| WORK INSTRUCTIONS |
Reproduce all of the records exactly.
---------- RECORDS SUPPLIED ----------
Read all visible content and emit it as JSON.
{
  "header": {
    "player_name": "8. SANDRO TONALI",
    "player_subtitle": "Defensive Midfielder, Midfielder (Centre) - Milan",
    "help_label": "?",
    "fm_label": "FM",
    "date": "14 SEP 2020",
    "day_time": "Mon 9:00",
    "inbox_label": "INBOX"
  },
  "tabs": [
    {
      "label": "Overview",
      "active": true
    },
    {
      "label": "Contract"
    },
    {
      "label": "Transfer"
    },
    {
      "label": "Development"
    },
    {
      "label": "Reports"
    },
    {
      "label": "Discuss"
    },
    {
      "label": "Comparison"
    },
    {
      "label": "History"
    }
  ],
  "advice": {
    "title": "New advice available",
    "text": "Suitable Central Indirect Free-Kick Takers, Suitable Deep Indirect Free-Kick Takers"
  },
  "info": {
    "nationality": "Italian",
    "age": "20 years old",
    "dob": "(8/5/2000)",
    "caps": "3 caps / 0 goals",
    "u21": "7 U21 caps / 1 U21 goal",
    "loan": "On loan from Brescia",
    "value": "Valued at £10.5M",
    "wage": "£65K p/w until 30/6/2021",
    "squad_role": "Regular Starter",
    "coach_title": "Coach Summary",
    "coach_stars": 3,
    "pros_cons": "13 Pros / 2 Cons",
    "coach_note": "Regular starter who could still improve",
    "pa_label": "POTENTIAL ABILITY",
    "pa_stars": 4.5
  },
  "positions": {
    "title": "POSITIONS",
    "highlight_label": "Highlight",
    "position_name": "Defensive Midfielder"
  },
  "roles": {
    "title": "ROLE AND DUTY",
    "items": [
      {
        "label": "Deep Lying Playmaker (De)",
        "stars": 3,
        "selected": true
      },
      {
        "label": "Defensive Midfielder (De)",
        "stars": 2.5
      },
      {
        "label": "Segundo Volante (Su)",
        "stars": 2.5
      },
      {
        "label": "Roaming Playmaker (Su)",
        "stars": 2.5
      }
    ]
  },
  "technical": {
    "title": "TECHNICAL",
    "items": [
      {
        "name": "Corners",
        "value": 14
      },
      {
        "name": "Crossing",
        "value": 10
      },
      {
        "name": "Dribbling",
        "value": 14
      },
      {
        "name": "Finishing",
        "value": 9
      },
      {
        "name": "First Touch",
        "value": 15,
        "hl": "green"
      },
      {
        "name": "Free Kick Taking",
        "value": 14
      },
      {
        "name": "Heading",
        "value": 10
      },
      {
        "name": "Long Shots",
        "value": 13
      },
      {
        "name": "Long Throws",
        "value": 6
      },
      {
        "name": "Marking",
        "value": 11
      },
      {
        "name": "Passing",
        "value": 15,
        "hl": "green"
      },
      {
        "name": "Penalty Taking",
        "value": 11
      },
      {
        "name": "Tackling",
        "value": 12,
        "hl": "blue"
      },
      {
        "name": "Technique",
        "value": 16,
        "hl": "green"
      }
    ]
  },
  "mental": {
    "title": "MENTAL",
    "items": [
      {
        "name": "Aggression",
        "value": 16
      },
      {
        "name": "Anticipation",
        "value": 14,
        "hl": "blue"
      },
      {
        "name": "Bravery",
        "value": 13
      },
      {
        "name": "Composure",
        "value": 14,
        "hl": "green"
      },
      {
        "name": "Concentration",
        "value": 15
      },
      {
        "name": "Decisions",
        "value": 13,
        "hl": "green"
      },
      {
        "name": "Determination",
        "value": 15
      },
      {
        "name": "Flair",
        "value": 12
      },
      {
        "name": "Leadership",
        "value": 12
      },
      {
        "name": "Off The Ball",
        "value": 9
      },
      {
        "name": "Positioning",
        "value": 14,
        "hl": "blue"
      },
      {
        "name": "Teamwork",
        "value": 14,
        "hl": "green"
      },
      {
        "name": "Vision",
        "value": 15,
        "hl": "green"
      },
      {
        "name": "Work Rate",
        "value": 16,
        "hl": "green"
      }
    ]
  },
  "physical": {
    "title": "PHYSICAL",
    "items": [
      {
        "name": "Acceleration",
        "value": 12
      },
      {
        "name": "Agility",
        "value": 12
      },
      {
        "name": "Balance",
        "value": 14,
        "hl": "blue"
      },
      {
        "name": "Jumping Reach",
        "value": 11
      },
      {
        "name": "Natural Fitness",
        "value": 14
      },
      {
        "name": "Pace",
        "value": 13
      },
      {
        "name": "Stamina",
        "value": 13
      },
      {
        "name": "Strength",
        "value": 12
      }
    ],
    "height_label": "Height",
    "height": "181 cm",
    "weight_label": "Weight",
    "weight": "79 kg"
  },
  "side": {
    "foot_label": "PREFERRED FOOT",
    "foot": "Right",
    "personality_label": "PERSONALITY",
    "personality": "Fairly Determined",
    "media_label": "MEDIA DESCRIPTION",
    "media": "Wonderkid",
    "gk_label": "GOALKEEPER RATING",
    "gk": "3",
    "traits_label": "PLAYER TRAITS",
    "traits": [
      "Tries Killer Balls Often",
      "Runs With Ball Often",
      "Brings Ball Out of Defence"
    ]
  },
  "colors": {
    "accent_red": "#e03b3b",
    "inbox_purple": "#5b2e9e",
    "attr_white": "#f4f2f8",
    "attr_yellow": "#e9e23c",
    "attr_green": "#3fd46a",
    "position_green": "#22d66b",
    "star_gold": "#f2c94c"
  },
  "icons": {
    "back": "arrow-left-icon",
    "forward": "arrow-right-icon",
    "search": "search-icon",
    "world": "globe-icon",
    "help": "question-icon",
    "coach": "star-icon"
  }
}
----------
| RESULT OF THIS TASK |
Read all visible content and emit it as JSON.
{
  "header": {
    "player_name": "8. SANDRO TONALI",
    "player_subtitle": "Defensive Midfielder, Midfielder (Centre) - Milan",
    "help_label": "?",
    "fm_label": "FM",
    "date": "14 SEP 2020",
    "day_time": "Mon 9:00",
    "inbox_label": "INBOX"
  },
  "tabs": [
    {
      "label": "Overview",
      "active": true
    },
    {
      "label": "Contract"
    },
    {
      "label": "Transfer"
    },
    {
      "label": "Development"
    },
    {
      "label": "Reports"
    },
    {
      "label": "Discuss"
    },
    {
      "label": "Comparison"
    },
    {
      "label": "History"
    }
  ],
  "advice": {
    "title": "New advice available",
    "text": "Suitable Central Indirect Free-Kick Takers, Suitable Deep Indirect Free-Kick Takers"
  },
  "info": {
    "nationality": "Italian",
    "age": "20 years old",
    "dob": "(8/5/2000)",
    "caps": "3 caps / 0 goals",
    "u21": "7 U21 caps / 1 U21 goal",
    "loan": "On loan from Brescia",
    "value": "Valued at £10.5M",
    "wage": "£65K p/w until 30/6/2021",
    "squad_role": "Regular Starter",
    "coach_title": "Coach Summary",
    "coach_stars": 3,
    "pros_cons": "13 Pros / 2 Cons",
    "coach_note": "Regular starter who could still improve",
    "pa_label": "POTENTIAL ABILITY",
    "pa_stars": 4.5
  },
  "positions": {
    "title": "POSITIONS",
    "highlight_label": "Highlight",
    "position_name": "Defensive Midfielder"
  },
  "roles": {
    "title": "ROLE AND DUTY",
    "items": [
      {
        "label": "Deep Lying Playmaker (De)",
        "stars": 3,
        "selected": true
      },
      {
        "label": "Defensive Midfielder (De)",
        "stars": 2.5
      },
      {
        "label": "Segundo Volante (Su)",
        "stars": 2.5
      },
      {
        "label": "Roaming Playmaker (Su)",
        "stars": 2.5
      }
    ]
  },
  "technical": {
    "title": "TECHNICAL",
    "items": [
      {
        "name": "Corners",
        "value": 14
      },
      {
        "name": "Crossing",
        "value": 10
      },
      {
        "name": "Dribbling",
        "value": 14
      },
      {
        "name": "Finishing",
        "value": 9
      },
      {
        "name": "First Touch",
        "value": 15,
        "hl": "green"
      },
      {
        "name": "Free Kick Taking",
        "value": 14
      },
      {
        "name": "Heading",
        "value": 10
      },
      {
        "name": "Long Shots",
        "value": 13
      },
      {
        "name": "Long Throws",
        "value": 6
      },
      {
        "name": "Marking",
        "value": 11
      },
      {
        "name": "Passing",
        "value": 15,
        "hl": "green"
      },
      {
        "name": "Penalty Taking",
        "value": 11
      },
      {
        "name": "Tackling",
        "value": 12,
        "hl": "blue"
      },
      {
        "name": "Technique",
        "value": 16,
        "hl": "green"
      }
    ]
  },
  "mental": {
    "title": "MENTAL",
    "items": [
      {
        "name": "Aggression",
        "value": 16
      },
      {
        "name": "Anticipation",
        "value": 14,
        "hl": "blue"
      },
      {
        "name": "Bravery",
        "value": 13
      },
      {
        "name": "Composure",
        "value": 14,
        "hl": "green"
      },
      {
        "name": "Concentration",
        "value": 15
      },
      {
        "name": "Decisions",
        "value": 13,
        "hl": "green"
      },
      {
        "name": "Determination",
        "value": 15
      },
      {
        "name": "Flair",
        "value": 12
      },
      {
        "name": "Leadership",
        "value": 12
      },
      {
        "name": "Off The Ball",
        "value": 9
      },
      {
        "name": "Positioning",
        "value": 14,
        "hl": "blue"
      },
      {
        "name": "Teamwork",
        "value": 14,
        "hl": "green"
      },
      {
        "name": "Vision",
        "value": 15,
        "hl": "green"
      },
      {
        "name": "Work Rate",
        "value": 16,
        "hl": "green"
      }
    ]
  },
  "physical": {
    "title": "PHYSICAL",
    "items": [
      {
        "name": "Acceleration",
        "value": 12
      },
      {
        "name": "Agility",
        "value": 12
      },
      {
        "name": "Balance",
        "value": 14,
        "hl": "blue"
      },
      {
        "name": "Jumping Reach",
        "value": 11
      },
      {
        "name": "Natural Fitness",
        "value": 14
      },
      {
        "name": "Pace",
        "value": 13
      },
      {
        "name": "Stamina",
        "value": 13
      },
      {
        "name": "Strength",
        "value": 12
      }
    ],
    "height_label": "Height",
    "height": "181 cm",
    "weight_label": "Weight",
    "weight": "79 kg"
  },
  "side": {
    "foot_label": "PREFERRED FOOT",
    "foot": "Right",
    "personality_label": "PERSONALITY",
    "personality": "Fairly Determined",
    "media_label": "MEDIA DESCRIPTION",
    "media": "Wonderkid",
    "gk_label": "GOALKEEPER RATING",
    "gk": "3",
    "traits_label": "PLAYER TRAITS",
    "traits": [
      "Tries Killer Balls Often",
      "Runs With Ball Often",
      "Brings Ball Out of Defence"
    ]
  },
  "colors": {
    "accent_red": "#e03b3b",
    "inbox_purple": "#5b2e9e",
    "attr_white": "#f4f2f8",
    "attr_yellow": "#e9e23c",
    "attr_green": "#3fd46a",
    "position_green": "#22d66b",
    "star_gold": "#f2c94c"
  },
  "icons": {
    "back": "arrow-left-icon",
    "forward": "arrow-right-icon",
    "search": "search-icon",
    "world": "globe-icon",
    "help": "question-icon",
    "coach": "star-icon"
  }
}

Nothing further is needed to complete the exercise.